(Aim of the exercise):
The exercise asks you to copy every line below in which "Stack" appears.

(Data excerpts):

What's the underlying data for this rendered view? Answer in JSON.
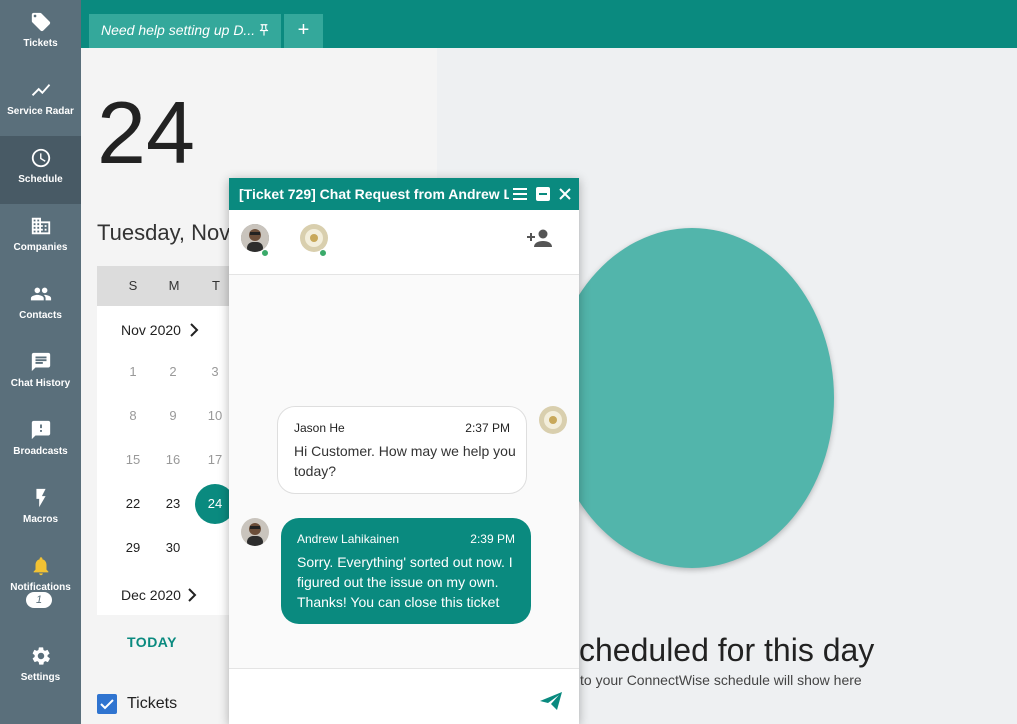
{
  "sidebar": {
    "items": [
      {
        "label": "Tickets",
        "icon": "tag-icon"
      },
      {
        "label": "Service Radar",
        "icon": "trend-icon"
      },
      {
        "label": "Schedule",
        "icon": "clock-icon"
      },
      {
        "label": "Companies",
        "icon": "building-icon"
      },
      {
        "label": "Contacts",
        "icon": "people-icon"
      },
      {
        "label": "Chat History",
        "icon": "chat-icon"
      },
      {
        "label": "Broadcasts",
        "icon": "broadcast-icon"
      },
      {
        "label": "Macros",
        "icon": "bolt-icon"
      },
      {
        "label": "Notifications",
        "icon": "bell-icon"
      },
      {
        "label": "Settings",
        "icon": "gear-icon"
      }
    ],
    "active": "Schedule",
    "notification_count": "1"
  },
  "tabs": {
    "current_tab": "Need help setting up D...",
    "add_label": "+"
  },
  "schedule": {
    "day_number": "24",
    "full_date": "Tuesday, Nov",
    "weekday_headers": [
      "S",
      "M",
      "T"
    ],
    "month_nov": "Nov 2020",
    "month_dec": "Dec 2020",
    "days": [
      "1",
      "2",
      "3",
      "8",
      "9",
      "10",
      "15",
      "16",
      "17",
      "22",
      "23",
      "24",
      "29",
      "30"
    ],
    "selected_day": "24",
    "today_label": "TODAY",
    "tickets_label": "Tickets",
    "empty_title": "scheduled for this day",
    "empty_subtitle": "to your ConnectWise schedule will show here"
  },
  "chat": {
    "title": "[Ticket 729] Chat Request from Andrew L...",
    "messages": [
      {
        "sender": "Jason He",
        "time": "2:37 PM",
        "text": "Hi Customer. How may we help you today?"
      },
      {
        "sender": "Andrew Lahikainen",
        "time": "2:39 PM",
        "text": "Sorry. Everything' sorted out now. I figured out the issue on my own. Thanks! You can close this ticket"
      }
    ]
  },
  "colors": {
    "sidebar": "#5a6f7b",
    "accent": "#0a8a7f",
    "circle": "#52b5ab"
  }
}
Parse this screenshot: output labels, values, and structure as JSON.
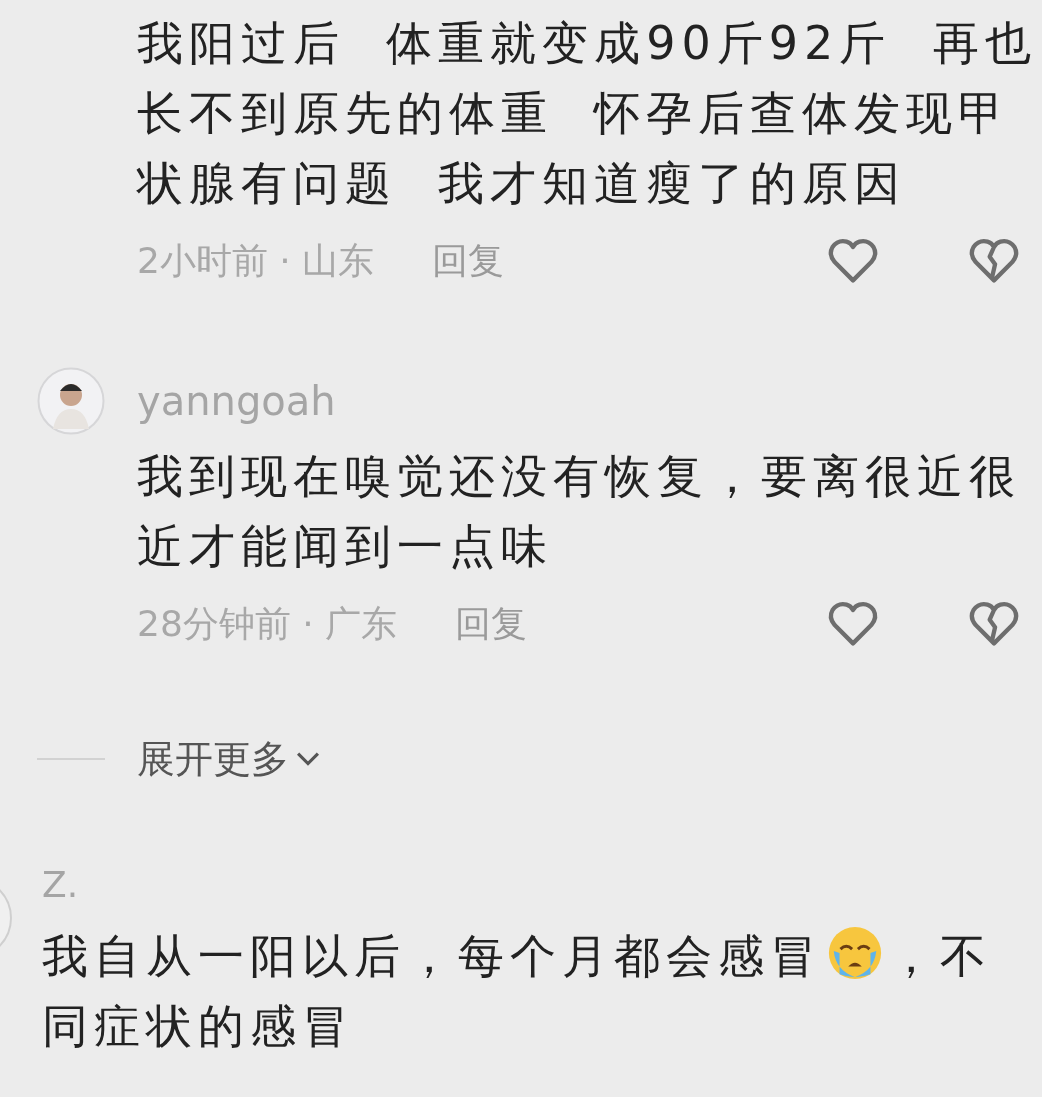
{
  "comments": [
    {
      "text": "我阳过后  体重就变成90斤92斤  再也长不到原先的体重  怀孕后查体发现甲状腺有问题  我才知道瘦了的原因",
      "meta": "2小时前 · 山东",
      "reply_label": "回复"
    },
    {
      "avatar": true,
      "author": "yanngoah",
      "text": "我到现在嗅觉还没有恢复，要离很近很近才能闻到一点味",
      "meta": "28分钟前 · 广东",
      "reply_label": "回复"
    }
  ],
  "expand": {
    "label": "展开更多"
  },
  "next_comment": {
    "author": "Z.",
    "line_1_before_emoji": "我自从一阳以后，每个月都会感冒",
    "line_1_after_emoji": "，不",
    "line_2": "同症状的感冒"
  }
}
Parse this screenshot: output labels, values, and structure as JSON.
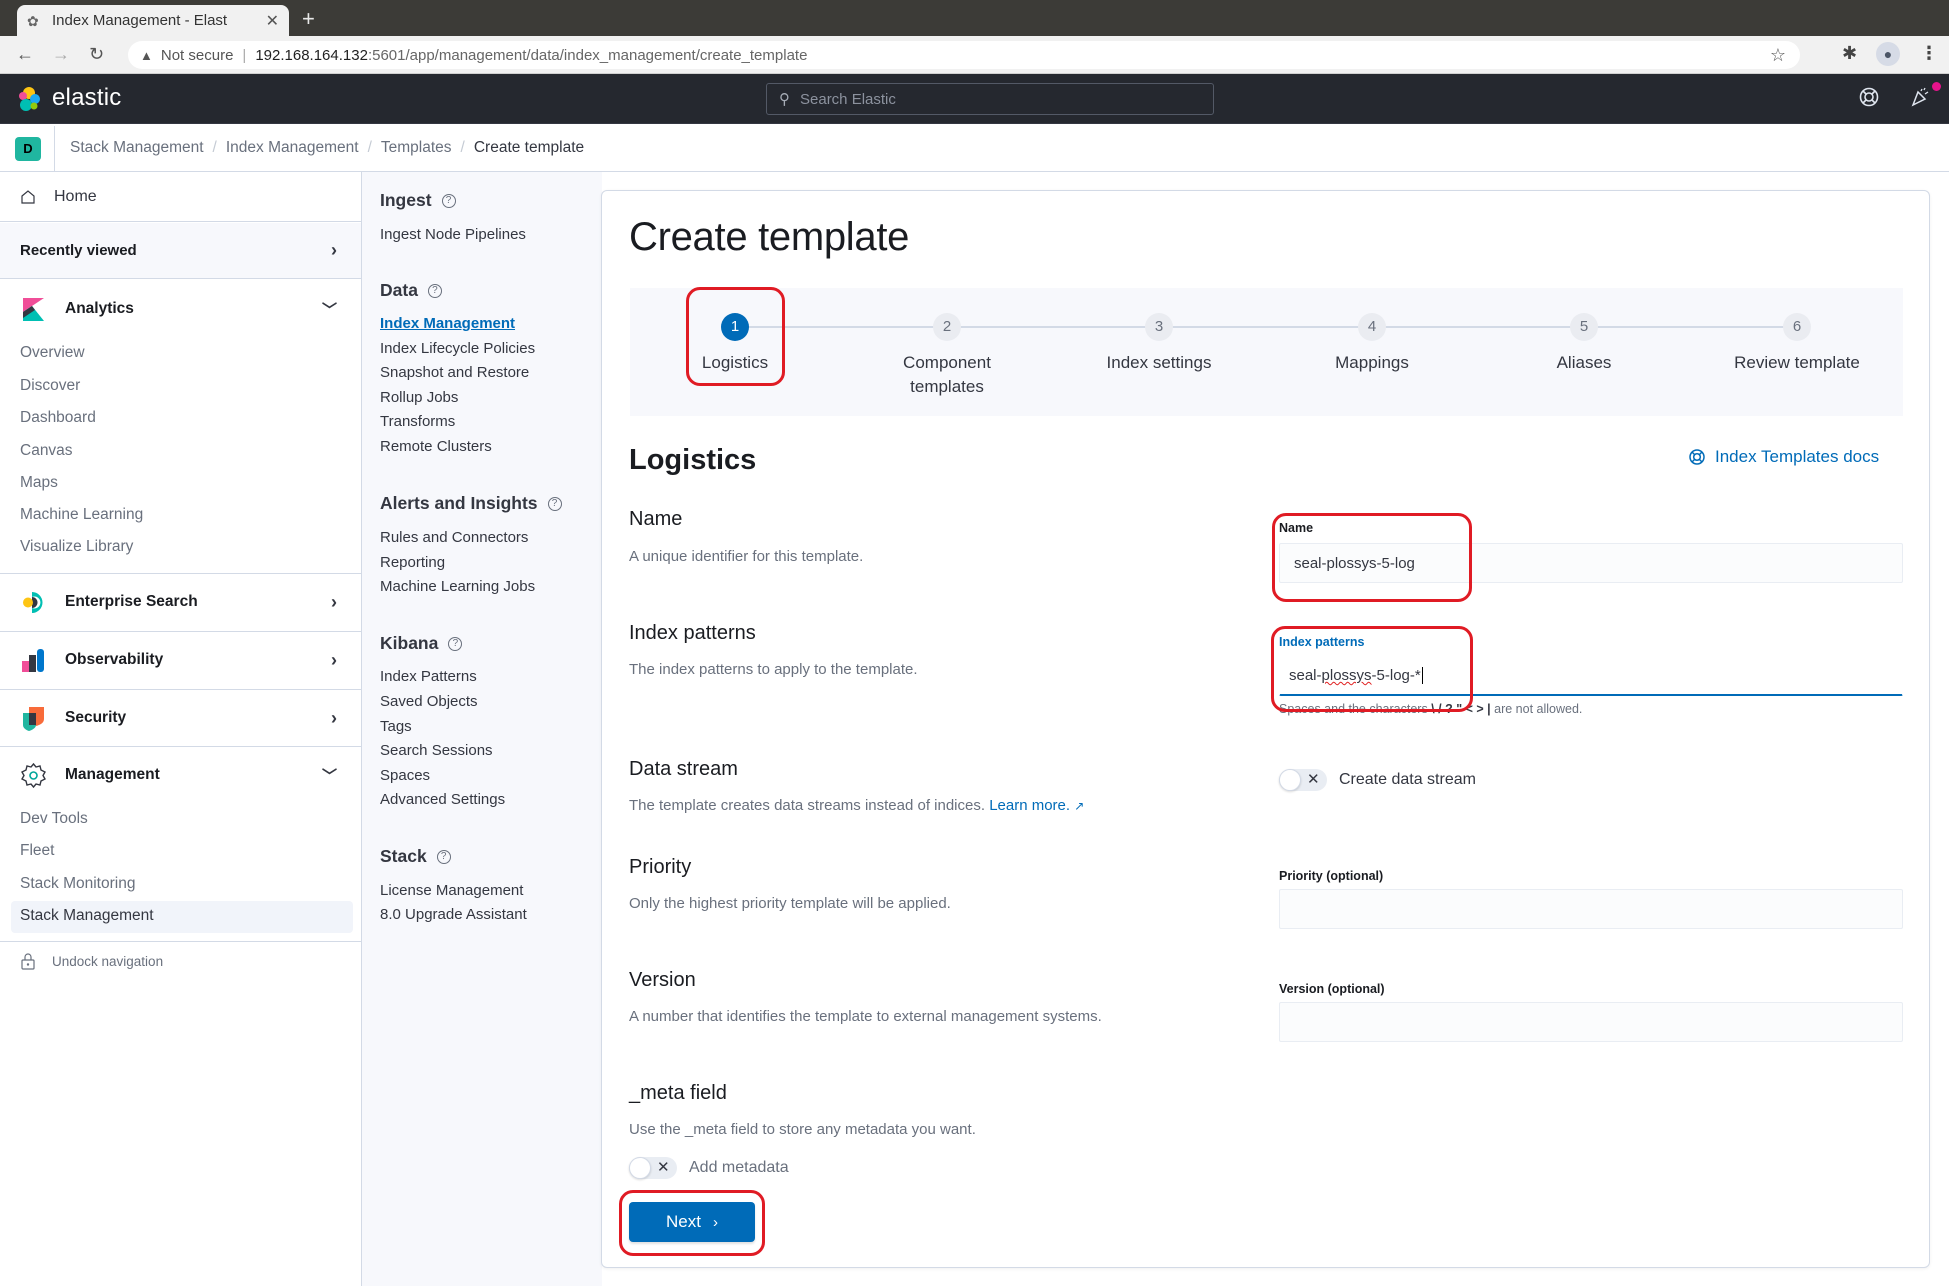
{
  "browser": {
    "tab_title": "Index Management - Elast",
    "new_tab": "+",
    "security_label": "Not secure",
    "url_host": "192.168.164.132",
    "url_path": ":5601/app/management/data/index_management/create_template"
  },
  "header": {
    "brand": "elastic",
    "search_placeholder": "Search Elastic",
    "notification_color": "#e7138c"
  },
  "breadcrumb": {
    "space_initial": "D",
    "items": [
      "Stack Management",
      "Index Management",
      "Templates",
      "Create template"
    ]
  },
  "left_nav": {
    "home": "Home",
    "recently_viewed": "Recently viewed",
    "analytics": {
      "label": "Analytics",
      "items": [
        "Overview",
        "Discover",
        "Dashboard",
        "Canvas",
        "Maps",
        "Machine Learning",
        "Visualize Library"
      ]
    },
    "enterprise_search": "Enterprise Search",
    "observability": "Observability",
    "security": "Security",
    "management": {
      "label": "Management",
      "items": [
        "Dev Tools",
        "Fleet",
        "Stack Monitoring",
        "Stack Management"
      ],
      "active": "Stack Management"
    },
    "undock": "Undock navigation"
  },
  "mgmt_nav": {
    "sections": [
      {
        "title": "Ingest",
        "items": [
          "Ingest Node Pipelines"
        ]
      },
      {
        "title": "Data",
        "items": [
          "Index Management",
          "Index Lifecycle Policies",
          "Snapshot and Restore",
          "Rollup Jobs",
          "Transforms",
          "Remote Clusters"
        ]
      },
      {
        "title": "Alerts and Insights",
        "items": [
          "Rules and Connectors",
          "Reporting",
          "Machine Learning Jobs"
        ]
      },
      {
        "title": "Kibana",
        "items": [
          "Index Patterns",
          "Saved Objects",
          "Tags",
          "Search Sessions",
          "Spaces",
          "Advanced Settings"
        ]
      },
      {
        "title": "Stack",
        "items": [
          "License Management",
          "8.0 Upgrade Assistant"
        ]
      }
    ],
    "selected": "Index Management"
  },
  "main": {
    "title": "Create template",
    "steps": [
      {
        "num": "1",
        "label": "Logistics",
        "active": true
      },
      {
        "num": "2",
        "label": "Component templates",
        "active": false
      },
      {
        "num": "3",
        "label": "Index settings",
        "active": false
      },
      {
        "num": "4",
        "label": "Mappings",
        "active": false
      },
      {
        "num": "5",
        "label": "Aliases",
        "active": false
      },
      {
        "num": "6",
        "label": "Review template",
        "active": false
      }
    ],
    "section_title": "Logistics",
    "docs_link": "Index Templates docs",
    "fields": {
      "name": {
        "heading": "Name",
        "description": "A unique identifier for this template.",
        "label": "Name",
        "value": "seal-plossys-5-log"
      },
      "index_patterns": {
        "heading": "Index patterns",
        "description": "The index patterns to apply to the template.",
        "label": "Index patterns",
        "value_prefix": "seal-",
        "value_misspelled": "plossys",
        "value_suffix": "-5-log-*",
        "help_prefix": "Spaces and the characters",
        "help_chars": "\\ / ? \" < > |",
        "help_suffix": "are not allowed."
      },
      "data_stream": {
        "heading": "Data stream",
        "description": "The template creates data streams instead of indices.",
        "learn_more": "Learn more.",
        "toggle_label": "Create data stream",
        "enabled": false
      },
      "priority": {
        "heading": "Priority",
        "description": "Only the highest priority template will be applied.",
        "label": "Priority (optional)",
        "value": ""
      },
      "version": {
        "heading": "Version",
        "description": "A number that identifies the template to external management systems.",
        "label": "Version (optional)",
        "value": ""
      },
      "meta": {
        "heading": "_meta field",
        "description": "Use the _meta field to store any metadata you want.",
        "toggle_label": "Add metadata",
        "enabled": false
      }
    },
    "next_button": "Next",
    "accent_color": "#006bb8"
  }
}
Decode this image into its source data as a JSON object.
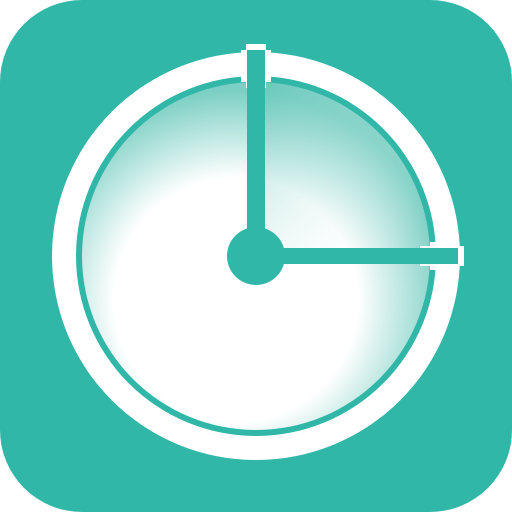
{
  "app_icon": {
    "icon": "clock-icon",
    "colors": {
      "background": "#31b7a8",
      "ring": "#ffffff",
      "accent": "#31b7a8",
      "face_inner": "#ffffff",
      "face_shade": "#7ccfc4",
      "quadrant_shade": "#58c3b6"
    }
  }
}
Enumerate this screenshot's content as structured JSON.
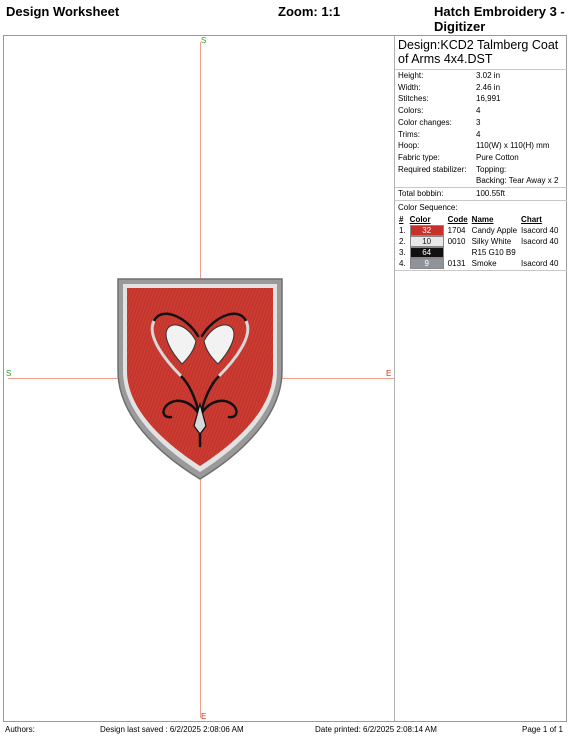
{
  "header": {
    "left": "Design Worksheet",
    "zoom": "Zoom:  1:1",
    "right": "Hatch Embroidery 3 - Digitizer"
  },
  "canvas": {
    "label_top": "S",
    "label_left": "S",
    "label_right": "E",
    "label_bottom": "E"
  },
  "design": {
    "name": "Design:KCD2 Talmberg Coat of Arms 4x4.DST",
    "fields": [
      {
        "k": "Height:",
        "v": "3.02 in"
      },
      {
        "k": "Width:",
        "v": "2.46 in"
      },
      {
        "k": "Stitches:",
        "v": "16,991"
      },
      {
        "k": "Colors:",
        "v": "4"
      },
      {
        "k": "Color changes:",
        "v": "3"
      },
      {
        "k": "Trims:",
        "v": "4"
      },
      {
        "k": "Hoop:",
        "v": "110(W) x 110(H) mm"
      },
      {
        "k": "Fabric type:",
        "v": "Pure Cotton"
      },
      {
        "k": "Required stabilizer:",
        "v": "Topping:"
      },
      {
        "k": "",
        "v": "Backing: Tear Away x 2"
      },
      {
        "k": "Total bobbin:",
        "v": "100.55ft"
      }
    ]
  },
  "color_sequence": {
    "label": "Color Sequence:",
    "headers": {
      "num": "#",
      "color": "Color",
      "code": "Code",
      "name": "Name",
      "chart": "Chart"
    },
    "rows": [
      {
        "num": "1.",
        "swatch": "32",
        "hex": "#c8302c",
        "code": "1704",
        "name": "Candy Apple",
        "chart": "Isacord 40"
      },
      {
        "num": "2.",
        "swatch": "10",
        "hex": "#e8e8e8",
        "code": "0010",
        "name": "Silky White",
        "chart": "Isacord 40"
      },
      {
        "num": "3.",
        "swatch": "64",
        "hex": "#111111",
        "code": "",
        "name": "R15 G10 B9",
        "chart": ""
      },
      {
        "num": "4.",
        "swatch": "9",
        "hex": "#8e9499",
        "code": "0131",
        "name": "Smoke",
        "chart": "Isacord 40"
      }
    ]
  },
  "footer": {
    "authors": "Authors:",
    "saved": "Design last saved : 6/2/2025 2:08:06 AM",
    "printed": "Date printed: 6/2/2025 2:08:14 AM",
    "page": "Page 1 of 1"
  }
}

(Response to the exercise):
      "Stack Management",
        "Stack Monitoring",
        "Stack Management"
      "active": "Stack Management"
        "title": "Stack",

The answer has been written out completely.